# SOURCE RECORDS
====
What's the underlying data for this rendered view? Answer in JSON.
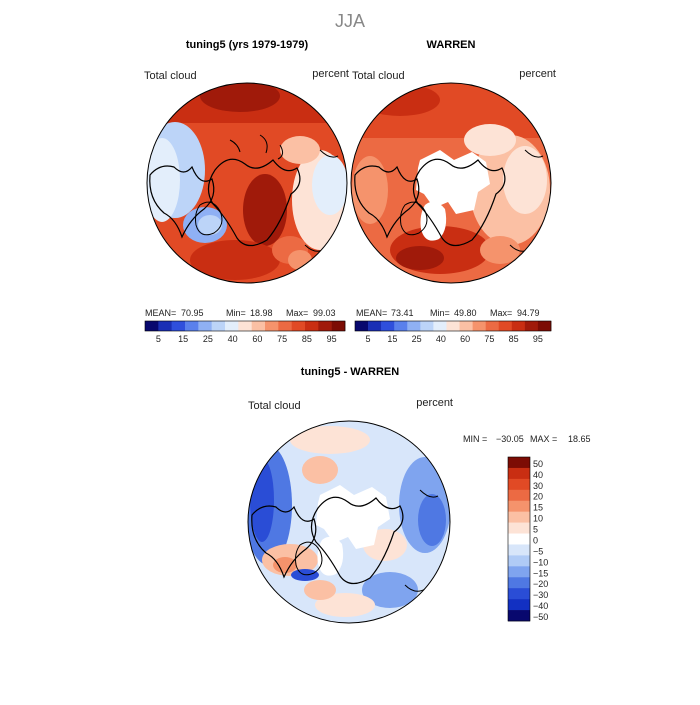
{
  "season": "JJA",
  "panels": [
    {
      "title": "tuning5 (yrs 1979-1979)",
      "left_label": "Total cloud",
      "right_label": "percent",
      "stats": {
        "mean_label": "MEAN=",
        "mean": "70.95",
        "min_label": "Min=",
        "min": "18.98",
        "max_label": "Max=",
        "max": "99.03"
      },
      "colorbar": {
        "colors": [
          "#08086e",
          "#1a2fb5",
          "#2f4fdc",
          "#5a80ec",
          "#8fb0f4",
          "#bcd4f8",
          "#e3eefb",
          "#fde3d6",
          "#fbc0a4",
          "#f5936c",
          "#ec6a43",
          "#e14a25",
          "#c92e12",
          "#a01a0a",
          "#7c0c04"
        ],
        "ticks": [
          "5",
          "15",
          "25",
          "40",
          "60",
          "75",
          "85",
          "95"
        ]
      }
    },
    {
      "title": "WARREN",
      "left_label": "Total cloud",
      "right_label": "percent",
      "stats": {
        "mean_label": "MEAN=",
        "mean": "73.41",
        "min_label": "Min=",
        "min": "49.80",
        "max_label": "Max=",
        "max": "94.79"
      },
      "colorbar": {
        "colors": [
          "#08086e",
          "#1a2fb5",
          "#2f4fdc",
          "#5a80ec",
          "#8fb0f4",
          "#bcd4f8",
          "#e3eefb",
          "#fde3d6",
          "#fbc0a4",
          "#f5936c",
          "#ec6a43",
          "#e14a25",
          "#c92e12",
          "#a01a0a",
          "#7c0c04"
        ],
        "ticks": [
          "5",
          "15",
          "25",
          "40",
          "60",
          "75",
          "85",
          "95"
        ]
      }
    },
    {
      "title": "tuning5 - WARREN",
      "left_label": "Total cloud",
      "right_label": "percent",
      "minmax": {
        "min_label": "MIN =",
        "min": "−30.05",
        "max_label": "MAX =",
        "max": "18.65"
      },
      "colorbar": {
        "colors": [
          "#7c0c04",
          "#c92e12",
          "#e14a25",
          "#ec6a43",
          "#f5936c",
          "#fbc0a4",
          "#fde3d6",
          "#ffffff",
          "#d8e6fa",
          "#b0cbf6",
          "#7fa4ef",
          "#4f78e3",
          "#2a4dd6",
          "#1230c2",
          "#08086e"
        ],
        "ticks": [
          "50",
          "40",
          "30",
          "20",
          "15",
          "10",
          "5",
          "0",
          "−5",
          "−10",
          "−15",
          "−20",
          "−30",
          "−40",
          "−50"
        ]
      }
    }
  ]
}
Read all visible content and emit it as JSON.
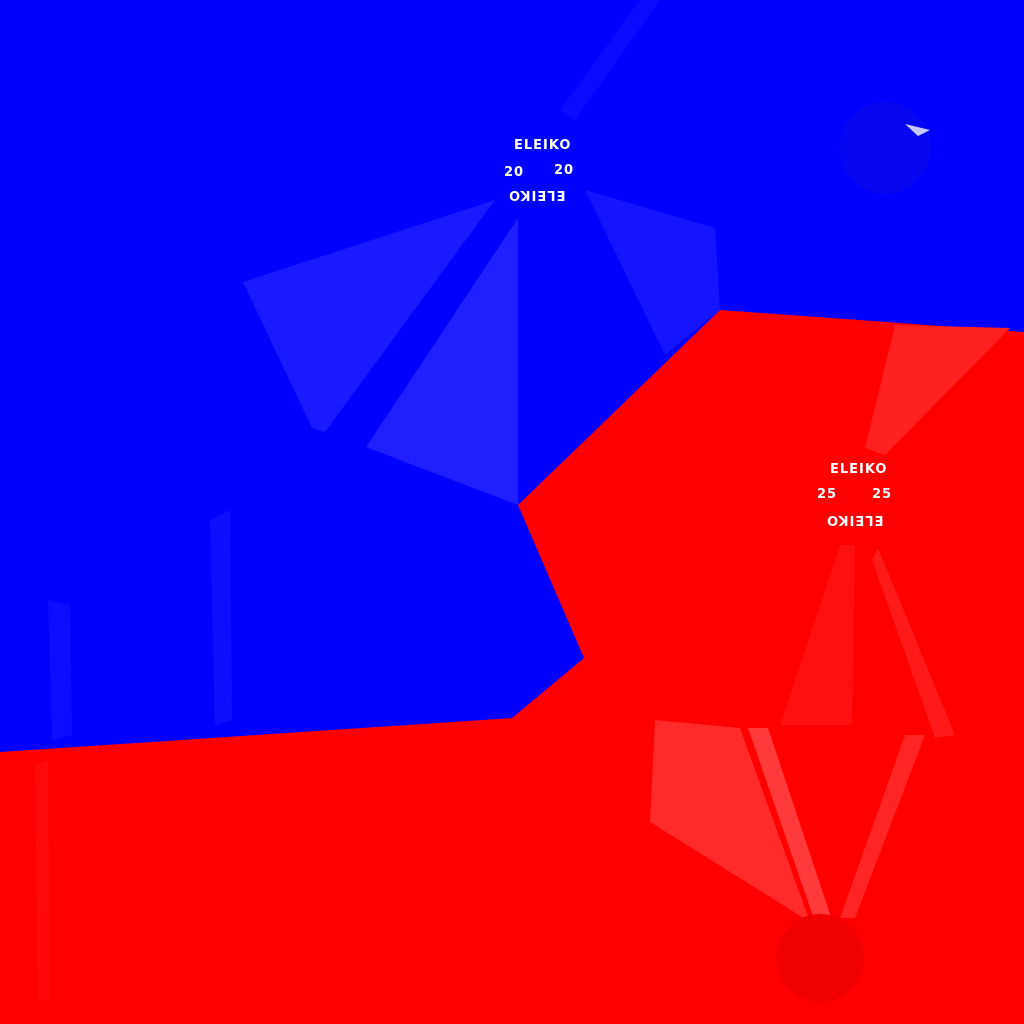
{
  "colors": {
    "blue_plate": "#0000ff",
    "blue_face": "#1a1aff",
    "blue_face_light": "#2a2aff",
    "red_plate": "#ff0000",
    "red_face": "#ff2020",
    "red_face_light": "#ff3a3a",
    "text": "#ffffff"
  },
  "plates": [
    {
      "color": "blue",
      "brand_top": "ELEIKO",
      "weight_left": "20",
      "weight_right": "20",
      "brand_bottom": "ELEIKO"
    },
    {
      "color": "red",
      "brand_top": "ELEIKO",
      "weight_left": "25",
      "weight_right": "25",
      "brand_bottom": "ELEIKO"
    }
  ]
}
====
Skip the pictures and copy exactly the lines from the one containing "Read all visible content and emit it as JSON." through the end of the material, both ends included.

# SOLVED EXERCISE
Read all visible content and emit it as JSON.
{
  "colors": {
    "blue_plate": "#0000ff",
    "blue_face": "#1a1aff",
    "blue_face_light": "#2a2aff",
    "red_plate": "#ff0000",
    "red_face": "#ff2020",
    "red_face_light": "#ff3a3a",
    "text": "#ffffff"
  },
  "plates": [
    {
      "color": "blue",
      "brand_top": "ELEIKO",
      "weight_left": "20",
      "weight_right": "20",
      "brand_bottom": "ELEIKO"
    },
    {
      "color": "red",
      "brand_top": "ELEIKO",
      "weight_left": "25",
      "weight_right": "25",
      "brand_bottom": "ELEIKO"
    }
  ]
}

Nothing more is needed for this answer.